[Begin Material for the task]

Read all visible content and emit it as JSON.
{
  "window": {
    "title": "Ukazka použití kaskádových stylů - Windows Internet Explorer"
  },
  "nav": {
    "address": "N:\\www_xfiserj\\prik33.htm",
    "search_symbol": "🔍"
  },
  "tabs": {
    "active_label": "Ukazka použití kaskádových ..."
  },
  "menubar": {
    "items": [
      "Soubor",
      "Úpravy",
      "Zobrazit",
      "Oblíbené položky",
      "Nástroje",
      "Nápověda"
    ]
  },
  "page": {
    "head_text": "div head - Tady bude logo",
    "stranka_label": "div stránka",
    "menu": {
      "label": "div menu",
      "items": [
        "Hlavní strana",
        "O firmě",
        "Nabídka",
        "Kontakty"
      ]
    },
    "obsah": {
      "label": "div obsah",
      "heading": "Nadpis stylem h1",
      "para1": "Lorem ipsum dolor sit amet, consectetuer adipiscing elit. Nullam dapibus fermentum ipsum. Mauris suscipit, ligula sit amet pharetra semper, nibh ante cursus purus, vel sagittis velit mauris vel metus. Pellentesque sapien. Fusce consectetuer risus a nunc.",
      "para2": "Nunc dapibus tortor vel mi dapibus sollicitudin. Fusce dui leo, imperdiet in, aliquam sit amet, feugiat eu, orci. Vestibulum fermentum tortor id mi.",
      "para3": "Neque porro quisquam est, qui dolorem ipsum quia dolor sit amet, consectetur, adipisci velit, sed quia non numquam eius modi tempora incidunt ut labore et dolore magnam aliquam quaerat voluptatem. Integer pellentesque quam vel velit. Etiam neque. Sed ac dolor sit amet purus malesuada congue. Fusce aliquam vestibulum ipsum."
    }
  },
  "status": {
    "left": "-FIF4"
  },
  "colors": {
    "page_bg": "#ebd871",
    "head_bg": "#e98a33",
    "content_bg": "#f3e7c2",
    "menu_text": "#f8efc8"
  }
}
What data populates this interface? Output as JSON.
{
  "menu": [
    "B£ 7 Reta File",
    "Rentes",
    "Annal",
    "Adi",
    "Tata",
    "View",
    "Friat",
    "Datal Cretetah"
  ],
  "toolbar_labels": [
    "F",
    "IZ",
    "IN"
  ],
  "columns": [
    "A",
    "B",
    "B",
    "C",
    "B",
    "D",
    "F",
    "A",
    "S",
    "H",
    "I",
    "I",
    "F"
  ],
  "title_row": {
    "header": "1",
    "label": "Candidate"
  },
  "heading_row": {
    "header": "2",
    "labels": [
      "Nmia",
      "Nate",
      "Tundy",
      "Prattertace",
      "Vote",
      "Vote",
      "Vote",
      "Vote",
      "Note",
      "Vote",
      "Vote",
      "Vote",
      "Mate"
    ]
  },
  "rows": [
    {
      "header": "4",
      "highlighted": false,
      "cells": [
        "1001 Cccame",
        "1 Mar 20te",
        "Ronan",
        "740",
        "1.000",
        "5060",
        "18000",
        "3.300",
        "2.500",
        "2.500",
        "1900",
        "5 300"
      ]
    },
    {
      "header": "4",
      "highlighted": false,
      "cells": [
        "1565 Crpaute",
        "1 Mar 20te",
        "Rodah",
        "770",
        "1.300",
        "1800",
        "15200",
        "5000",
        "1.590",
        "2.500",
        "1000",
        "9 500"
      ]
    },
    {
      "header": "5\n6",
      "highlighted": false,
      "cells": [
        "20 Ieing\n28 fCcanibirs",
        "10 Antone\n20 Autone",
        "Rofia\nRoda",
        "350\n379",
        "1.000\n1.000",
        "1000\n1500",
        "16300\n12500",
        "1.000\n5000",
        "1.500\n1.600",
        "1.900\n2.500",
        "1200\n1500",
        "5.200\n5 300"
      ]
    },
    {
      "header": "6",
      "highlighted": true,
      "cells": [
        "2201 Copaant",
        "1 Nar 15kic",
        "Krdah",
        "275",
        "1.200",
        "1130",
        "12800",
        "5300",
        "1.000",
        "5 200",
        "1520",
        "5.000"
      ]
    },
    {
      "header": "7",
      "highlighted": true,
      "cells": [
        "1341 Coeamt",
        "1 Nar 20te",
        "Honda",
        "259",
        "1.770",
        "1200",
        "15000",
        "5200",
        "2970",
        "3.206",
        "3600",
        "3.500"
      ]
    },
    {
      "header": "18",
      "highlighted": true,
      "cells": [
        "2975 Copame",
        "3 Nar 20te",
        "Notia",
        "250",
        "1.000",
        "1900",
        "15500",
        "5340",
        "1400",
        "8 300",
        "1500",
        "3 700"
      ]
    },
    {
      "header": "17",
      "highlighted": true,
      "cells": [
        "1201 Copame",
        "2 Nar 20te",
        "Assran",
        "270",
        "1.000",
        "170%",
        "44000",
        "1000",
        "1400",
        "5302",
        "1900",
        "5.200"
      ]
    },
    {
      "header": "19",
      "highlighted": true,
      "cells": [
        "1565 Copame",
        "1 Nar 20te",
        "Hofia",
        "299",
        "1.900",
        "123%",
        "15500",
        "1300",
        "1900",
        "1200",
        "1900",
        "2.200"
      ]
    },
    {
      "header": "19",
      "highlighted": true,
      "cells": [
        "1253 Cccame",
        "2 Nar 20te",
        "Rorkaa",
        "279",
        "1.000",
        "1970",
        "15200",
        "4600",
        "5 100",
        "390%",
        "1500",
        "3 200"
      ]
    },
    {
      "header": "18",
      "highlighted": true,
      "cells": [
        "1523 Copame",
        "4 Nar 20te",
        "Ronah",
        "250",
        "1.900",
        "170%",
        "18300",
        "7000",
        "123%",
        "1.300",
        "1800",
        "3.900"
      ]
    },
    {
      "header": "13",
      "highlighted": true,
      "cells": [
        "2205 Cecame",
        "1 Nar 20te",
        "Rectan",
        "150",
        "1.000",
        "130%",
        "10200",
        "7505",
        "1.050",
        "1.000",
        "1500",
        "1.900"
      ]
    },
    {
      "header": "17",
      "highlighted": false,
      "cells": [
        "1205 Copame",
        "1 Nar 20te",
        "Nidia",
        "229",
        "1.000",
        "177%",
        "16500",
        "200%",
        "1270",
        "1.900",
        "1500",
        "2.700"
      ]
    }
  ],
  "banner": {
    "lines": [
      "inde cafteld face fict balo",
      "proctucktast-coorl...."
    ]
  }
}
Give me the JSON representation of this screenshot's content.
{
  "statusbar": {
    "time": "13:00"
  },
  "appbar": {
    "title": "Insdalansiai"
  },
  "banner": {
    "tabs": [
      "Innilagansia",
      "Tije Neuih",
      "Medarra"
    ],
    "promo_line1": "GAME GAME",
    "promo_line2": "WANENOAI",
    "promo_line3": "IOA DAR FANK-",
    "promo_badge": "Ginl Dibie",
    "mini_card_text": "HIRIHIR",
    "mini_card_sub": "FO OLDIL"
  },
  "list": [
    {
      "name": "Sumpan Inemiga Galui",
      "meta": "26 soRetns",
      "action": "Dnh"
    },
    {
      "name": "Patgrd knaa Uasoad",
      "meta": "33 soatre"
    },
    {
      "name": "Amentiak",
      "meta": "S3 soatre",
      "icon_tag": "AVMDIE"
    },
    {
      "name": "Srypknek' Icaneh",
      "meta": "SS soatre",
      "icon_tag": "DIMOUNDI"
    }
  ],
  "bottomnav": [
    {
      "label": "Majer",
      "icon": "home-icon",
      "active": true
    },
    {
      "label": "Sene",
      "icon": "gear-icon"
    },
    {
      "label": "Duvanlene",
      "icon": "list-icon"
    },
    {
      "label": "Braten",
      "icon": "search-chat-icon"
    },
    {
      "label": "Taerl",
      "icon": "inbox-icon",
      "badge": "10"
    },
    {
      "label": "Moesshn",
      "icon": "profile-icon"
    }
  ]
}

[End Material for the task]

> [Exercise]
From the entries above, list each line with "meta" in it.

> [Full output]
      "meta": "26 soRetns",
      "meta": "33 soatre"
      "meta": "S3 soatre",
      "meta": "SS soatre",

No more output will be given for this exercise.